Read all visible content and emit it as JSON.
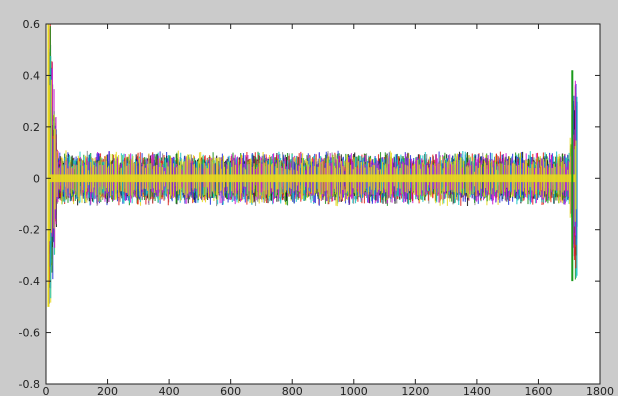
{
  "chart_data": {
    "type": "line",
    "title": "",
    "xlabel": "",
    "ylabel": "",
    "xlim": [
      0,
      1800
    ],
    "ylim": [
      -0.8,
      0.6
    ],
    "x_ticks": [
      0,
      200,
      400,
      600,
      800,
      1000,
      1200,
      1400,
      1600,
      1800
    ],
    "x_tick_labels": [
      "0",
      "200",
      "400",
      "600",
      "800",
      "1000",
      "1200",
      "1400",
      "1600",
      "1800"
    ],
    "y_ticks": [
      -0.8,
      -0.6,
      -0.4,
      -0.2,
      0,
      0.2,
      0.4,
      0.6
    ],
    "y_tick_labels": [
      "-0.8",
      "-0.6",
      "-0.4",
      "-0.2",
      "0",
      "0.2",
      "0.4",
      "0.6"
    ],
    "grid": false,
    "legend": "none",
    "series_count_estimate": "many overlapping noisy traces",
    "x_end": 1720,
    "noise_band": {
      "body_range": [
        -0.08,
        0.1
      ],
      "body_typical_amplitude": 0.07,
      "core_band_color": "#e6d81e",
      "core_band_range": [
        -0.015,
        0.015
      ]
    },
    "edge_features": {
      "left_x": 10,
      "left_max": 0.6,
      "left_min": -0.5,
      "right_x": 1710,
      "right_max": 0.42,
      "right_min": -0.4
    },
    "series_colors": [
      "#e0201c",
      "#1a8f1a",
      "#2432d8",
      "#18c4c4",
      "#d01ad0",
      "#e6d81e",
      "#111111",
      "#888888"
    ]
  }
}
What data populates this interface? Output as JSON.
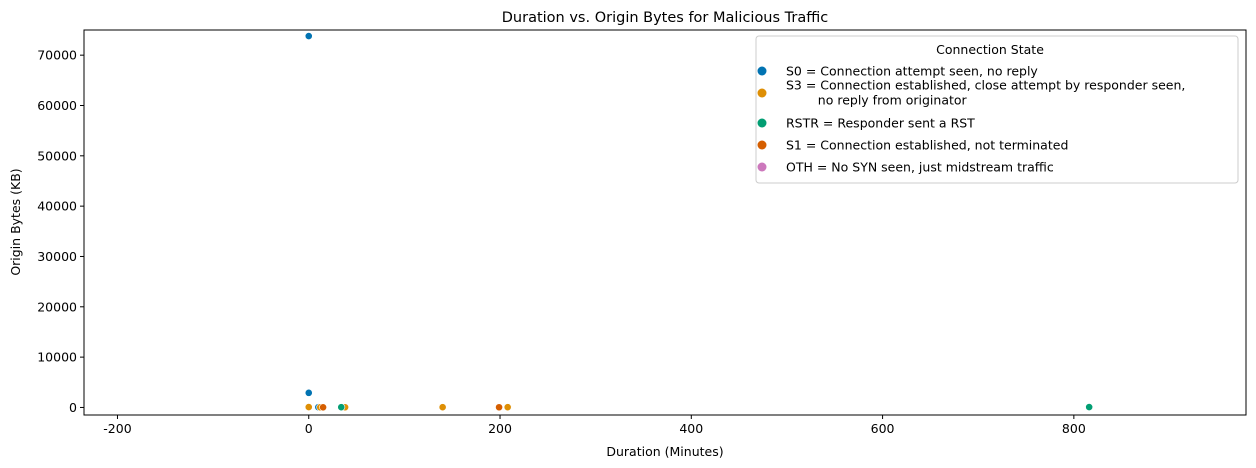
{
  "chart_data": {
    "type": "scatter",
    "title": "Duration vs. Origin Bytes for Malicious Traffic",
    "xlabel": "Duration (Minutes)",
    "ylabel": "Origin Bytes (KB)",
    "xlim": [
      -235,
      980
    ],
    "ylim": [
      -1500,
      75000
    ],
    "xticks": [
      -200,
      0,
      200,
      400,
      600,
      800
    ],
    "yticks": [
      0,
      10000,
      20000,
      30000,
      40000,
      50000,
      60000,
      70000
    ],
    "grid": false,
    "legend": {
      "title": "Connection State",
      "placement": "top-right"
    },
    "series": [
      {
        "name": "S0 = Connection attempt seen, no reply",
        "color": "#0173b2",
        "points": [
          [
            0,
            73800
          ],
          [
            0,
            2900
          ],
          [
            10,
            60
          ],
          [
            14,
            40
          ]
        ]
      },
      {
        "name": "S3 = Connection established, close attempt by responder seen,\n        no reply from originator",
        "color": "#de8f05",
        "points": [
          [
            0,
            70
          ],
          [
            12,
            30
          ],
          [
            38,
            40
          ],
          [
            140,
            50
          ],
          [
            208,
            60
          ]
        ]
      },
      {
        "name": "RSTR = Responder sent a RST",
        "color": "#029e73",
        "points": [
          [
            34,
            50
          ],
          [
            816,
            80
          ]
        ]
      },
      {
        "name": "S1 = Connection established, not terminated",
        "color": "#d55e00",
        "points": [
          [
            15,
            30
          ],
          [
            199,
            40
          ]
        ]
      },
      {
        "name": "OTH = No SYN seen, just midstream traffic",
        "color": "#cc78bc",
        "points": []
      }
    ]
  }
}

Problem statement:
What is the number of lines in the records above that include the word "seen"? Reply with that number and nothing more.

Problem solution:
3